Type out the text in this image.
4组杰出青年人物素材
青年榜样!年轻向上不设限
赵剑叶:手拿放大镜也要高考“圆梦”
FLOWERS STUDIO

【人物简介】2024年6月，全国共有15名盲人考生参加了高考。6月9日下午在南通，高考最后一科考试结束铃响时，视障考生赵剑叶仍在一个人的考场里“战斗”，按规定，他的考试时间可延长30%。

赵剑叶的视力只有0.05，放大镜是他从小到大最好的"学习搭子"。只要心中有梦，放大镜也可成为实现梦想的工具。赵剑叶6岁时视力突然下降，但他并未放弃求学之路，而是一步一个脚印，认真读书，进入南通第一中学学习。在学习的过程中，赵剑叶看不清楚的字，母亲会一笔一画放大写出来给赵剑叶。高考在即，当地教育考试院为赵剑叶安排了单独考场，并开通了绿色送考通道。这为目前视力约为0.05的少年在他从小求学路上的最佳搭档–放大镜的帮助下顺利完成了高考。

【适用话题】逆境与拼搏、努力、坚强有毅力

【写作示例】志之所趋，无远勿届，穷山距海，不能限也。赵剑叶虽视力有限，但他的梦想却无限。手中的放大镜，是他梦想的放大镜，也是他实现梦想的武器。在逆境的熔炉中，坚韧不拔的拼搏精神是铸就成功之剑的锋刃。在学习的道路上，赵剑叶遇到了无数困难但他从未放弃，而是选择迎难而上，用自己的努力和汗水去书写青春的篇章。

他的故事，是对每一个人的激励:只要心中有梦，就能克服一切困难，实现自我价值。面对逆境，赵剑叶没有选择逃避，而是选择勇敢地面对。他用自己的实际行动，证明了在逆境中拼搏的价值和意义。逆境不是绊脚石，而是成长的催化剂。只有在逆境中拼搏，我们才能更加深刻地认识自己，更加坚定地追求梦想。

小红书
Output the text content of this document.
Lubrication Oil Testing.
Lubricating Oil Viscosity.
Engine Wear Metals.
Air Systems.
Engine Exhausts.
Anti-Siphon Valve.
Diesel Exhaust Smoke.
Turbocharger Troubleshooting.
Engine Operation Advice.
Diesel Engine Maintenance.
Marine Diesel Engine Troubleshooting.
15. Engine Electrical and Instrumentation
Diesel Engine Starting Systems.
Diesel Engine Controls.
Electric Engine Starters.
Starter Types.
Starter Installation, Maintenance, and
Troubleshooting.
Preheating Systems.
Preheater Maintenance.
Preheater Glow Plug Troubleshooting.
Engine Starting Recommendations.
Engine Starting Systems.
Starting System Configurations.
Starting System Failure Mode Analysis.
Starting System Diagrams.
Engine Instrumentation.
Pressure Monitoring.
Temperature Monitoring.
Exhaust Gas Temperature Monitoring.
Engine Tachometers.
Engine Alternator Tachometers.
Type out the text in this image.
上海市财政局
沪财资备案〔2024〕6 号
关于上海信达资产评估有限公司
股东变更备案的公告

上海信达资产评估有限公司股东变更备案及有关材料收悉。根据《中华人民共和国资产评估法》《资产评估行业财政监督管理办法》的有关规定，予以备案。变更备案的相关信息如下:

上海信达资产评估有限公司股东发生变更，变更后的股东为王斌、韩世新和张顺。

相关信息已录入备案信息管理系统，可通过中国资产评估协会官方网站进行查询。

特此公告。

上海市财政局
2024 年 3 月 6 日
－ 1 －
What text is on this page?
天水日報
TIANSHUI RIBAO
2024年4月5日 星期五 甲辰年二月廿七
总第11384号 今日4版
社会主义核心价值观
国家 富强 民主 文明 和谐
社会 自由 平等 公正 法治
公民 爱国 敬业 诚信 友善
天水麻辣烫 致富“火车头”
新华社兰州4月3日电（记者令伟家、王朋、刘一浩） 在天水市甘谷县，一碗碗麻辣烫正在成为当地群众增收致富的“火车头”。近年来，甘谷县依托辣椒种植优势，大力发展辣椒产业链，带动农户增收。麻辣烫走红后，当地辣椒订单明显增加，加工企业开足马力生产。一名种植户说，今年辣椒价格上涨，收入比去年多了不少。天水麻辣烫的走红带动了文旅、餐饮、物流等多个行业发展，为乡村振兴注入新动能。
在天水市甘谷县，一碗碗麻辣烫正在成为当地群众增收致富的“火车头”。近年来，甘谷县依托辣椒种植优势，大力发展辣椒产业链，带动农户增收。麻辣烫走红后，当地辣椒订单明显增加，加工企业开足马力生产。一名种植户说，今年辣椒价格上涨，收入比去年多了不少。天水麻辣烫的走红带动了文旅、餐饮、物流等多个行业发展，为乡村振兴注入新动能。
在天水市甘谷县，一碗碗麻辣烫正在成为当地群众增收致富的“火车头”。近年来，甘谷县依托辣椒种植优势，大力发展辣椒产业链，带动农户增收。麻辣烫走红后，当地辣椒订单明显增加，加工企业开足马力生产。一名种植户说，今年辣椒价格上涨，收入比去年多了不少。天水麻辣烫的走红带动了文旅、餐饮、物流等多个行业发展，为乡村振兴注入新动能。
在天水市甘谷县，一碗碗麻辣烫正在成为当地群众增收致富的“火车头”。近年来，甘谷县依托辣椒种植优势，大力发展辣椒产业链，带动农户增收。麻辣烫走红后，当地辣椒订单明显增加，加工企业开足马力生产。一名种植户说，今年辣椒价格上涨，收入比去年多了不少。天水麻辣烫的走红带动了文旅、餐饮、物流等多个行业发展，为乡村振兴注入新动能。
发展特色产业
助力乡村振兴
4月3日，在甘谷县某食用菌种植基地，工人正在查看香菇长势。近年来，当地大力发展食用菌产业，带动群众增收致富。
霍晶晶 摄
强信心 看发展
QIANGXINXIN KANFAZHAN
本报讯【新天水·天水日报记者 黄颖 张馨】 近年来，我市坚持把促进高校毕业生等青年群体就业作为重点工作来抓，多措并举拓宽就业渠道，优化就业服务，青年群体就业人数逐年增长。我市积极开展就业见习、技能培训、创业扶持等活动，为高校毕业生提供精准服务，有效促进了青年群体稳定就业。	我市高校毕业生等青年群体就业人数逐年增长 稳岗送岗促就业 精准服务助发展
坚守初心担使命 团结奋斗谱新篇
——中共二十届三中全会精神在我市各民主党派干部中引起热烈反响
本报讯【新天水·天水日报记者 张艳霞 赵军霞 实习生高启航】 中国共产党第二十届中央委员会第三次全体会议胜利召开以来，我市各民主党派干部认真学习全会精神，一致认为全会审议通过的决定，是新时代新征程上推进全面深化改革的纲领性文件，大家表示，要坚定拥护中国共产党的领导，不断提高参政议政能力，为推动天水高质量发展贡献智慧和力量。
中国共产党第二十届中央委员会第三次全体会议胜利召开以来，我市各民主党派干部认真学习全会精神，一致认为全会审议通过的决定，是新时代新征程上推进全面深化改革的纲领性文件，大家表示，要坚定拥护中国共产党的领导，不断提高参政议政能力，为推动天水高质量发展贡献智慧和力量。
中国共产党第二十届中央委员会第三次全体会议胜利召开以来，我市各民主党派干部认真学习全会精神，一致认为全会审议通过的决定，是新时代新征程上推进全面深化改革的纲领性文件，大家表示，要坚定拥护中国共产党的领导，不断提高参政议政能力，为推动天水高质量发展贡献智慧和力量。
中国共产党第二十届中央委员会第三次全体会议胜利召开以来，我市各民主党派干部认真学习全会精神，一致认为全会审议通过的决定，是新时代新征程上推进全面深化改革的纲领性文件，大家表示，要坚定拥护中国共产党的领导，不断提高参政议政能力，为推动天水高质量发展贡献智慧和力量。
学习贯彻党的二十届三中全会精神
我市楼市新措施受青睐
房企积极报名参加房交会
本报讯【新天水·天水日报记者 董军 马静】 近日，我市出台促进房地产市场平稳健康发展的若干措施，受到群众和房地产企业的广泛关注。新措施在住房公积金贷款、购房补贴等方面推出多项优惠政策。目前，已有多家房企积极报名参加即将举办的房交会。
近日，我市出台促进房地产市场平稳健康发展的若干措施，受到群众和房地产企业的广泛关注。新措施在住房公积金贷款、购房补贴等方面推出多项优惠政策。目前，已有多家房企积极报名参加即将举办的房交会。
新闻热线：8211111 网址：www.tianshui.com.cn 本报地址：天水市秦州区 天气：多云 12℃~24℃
------
In the entries above, identify every line with the string "Instrumentation".

15. Engine Electrical and Instrumentation
Engine Instrumentation.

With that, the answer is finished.